* START *
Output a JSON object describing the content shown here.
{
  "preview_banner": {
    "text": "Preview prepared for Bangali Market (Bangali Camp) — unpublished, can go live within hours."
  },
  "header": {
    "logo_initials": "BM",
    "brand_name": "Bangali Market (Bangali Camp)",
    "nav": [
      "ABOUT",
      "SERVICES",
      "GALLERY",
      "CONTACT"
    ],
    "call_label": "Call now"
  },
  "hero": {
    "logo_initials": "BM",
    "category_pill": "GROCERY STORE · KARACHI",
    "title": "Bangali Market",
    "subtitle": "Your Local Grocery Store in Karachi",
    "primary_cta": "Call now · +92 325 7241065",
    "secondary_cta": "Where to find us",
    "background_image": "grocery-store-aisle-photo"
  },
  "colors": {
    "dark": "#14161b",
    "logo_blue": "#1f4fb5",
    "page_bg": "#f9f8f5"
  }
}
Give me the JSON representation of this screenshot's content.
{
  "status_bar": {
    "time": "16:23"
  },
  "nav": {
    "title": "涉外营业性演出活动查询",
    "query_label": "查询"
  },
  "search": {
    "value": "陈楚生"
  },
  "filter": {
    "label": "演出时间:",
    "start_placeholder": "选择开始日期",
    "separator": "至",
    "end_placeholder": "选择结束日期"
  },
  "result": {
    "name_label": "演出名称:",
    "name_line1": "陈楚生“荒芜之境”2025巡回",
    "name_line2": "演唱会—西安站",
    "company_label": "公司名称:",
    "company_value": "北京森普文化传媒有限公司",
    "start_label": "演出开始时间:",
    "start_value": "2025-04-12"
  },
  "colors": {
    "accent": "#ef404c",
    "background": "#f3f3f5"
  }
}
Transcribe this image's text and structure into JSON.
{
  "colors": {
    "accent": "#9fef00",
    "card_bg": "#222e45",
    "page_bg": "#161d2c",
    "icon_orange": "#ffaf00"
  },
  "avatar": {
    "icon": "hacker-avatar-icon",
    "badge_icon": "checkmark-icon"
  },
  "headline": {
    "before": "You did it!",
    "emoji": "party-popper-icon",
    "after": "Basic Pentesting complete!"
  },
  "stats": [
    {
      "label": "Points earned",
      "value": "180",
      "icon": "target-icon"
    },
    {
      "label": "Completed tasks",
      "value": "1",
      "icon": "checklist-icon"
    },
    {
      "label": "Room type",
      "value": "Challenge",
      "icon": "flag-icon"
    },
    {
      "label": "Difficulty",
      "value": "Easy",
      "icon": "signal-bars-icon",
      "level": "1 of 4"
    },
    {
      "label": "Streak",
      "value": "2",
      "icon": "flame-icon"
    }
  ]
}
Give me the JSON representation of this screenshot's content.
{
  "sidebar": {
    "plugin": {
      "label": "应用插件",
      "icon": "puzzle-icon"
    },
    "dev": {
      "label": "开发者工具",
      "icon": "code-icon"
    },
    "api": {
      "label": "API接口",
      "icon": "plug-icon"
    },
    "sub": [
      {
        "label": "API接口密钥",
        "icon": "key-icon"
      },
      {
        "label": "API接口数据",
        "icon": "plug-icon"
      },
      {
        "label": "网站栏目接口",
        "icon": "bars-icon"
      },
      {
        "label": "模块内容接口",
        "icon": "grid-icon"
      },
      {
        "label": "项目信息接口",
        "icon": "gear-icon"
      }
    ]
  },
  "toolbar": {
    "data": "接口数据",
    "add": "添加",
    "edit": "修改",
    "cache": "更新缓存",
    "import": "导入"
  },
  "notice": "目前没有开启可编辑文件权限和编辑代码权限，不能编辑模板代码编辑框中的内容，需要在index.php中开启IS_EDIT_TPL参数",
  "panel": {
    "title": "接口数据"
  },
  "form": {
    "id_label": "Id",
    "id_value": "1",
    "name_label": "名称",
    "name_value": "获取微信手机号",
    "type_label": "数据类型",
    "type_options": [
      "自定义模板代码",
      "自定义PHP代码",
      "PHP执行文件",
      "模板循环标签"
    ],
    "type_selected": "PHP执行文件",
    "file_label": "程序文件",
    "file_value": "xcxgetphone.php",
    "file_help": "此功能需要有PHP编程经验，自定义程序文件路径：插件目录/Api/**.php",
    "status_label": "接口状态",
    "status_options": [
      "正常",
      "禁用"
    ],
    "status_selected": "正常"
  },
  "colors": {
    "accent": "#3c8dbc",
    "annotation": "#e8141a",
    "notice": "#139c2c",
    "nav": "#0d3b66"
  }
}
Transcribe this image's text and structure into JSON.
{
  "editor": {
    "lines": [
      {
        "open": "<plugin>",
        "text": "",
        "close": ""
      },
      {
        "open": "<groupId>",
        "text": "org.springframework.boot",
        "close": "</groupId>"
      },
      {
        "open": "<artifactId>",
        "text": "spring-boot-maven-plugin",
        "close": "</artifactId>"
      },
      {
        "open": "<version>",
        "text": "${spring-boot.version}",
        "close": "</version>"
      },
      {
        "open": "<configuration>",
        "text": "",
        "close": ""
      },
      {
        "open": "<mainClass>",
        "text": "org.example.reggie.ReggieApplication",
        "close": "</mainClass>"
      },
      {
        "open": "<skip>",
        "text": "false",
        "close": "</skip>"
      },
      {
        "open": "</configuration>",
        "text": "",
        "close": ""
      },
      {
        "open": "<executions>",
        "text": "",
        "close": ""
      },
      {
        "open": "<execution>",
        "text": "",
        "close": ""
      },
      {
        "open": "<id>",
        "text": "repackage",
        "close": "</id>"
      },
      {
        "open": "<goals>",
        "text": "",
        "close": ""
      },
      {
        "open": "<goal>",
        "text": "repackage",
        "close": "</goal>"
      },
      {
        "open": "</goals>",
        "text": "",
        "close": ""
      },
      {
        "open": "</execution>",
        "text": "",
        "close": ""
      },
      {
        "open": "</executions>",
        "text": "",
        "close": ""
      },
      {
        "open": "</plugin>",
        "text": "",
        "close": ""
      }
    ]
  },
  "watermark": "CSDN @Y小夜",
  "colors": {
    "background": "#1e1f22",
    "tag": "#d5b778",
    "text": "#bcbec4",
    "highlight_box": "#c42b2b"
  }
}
* END *
# Task prompt
Show the lines from the data above that contain the string "notice".

# Correct response
  "notice": "目前没有开启可编辑文件权限和编辑代码权限，不能编辑模板代码编辑框中的内容，需要在index.php中开启IS_EDIT_TPL参数",
    "notice": "#139c2c",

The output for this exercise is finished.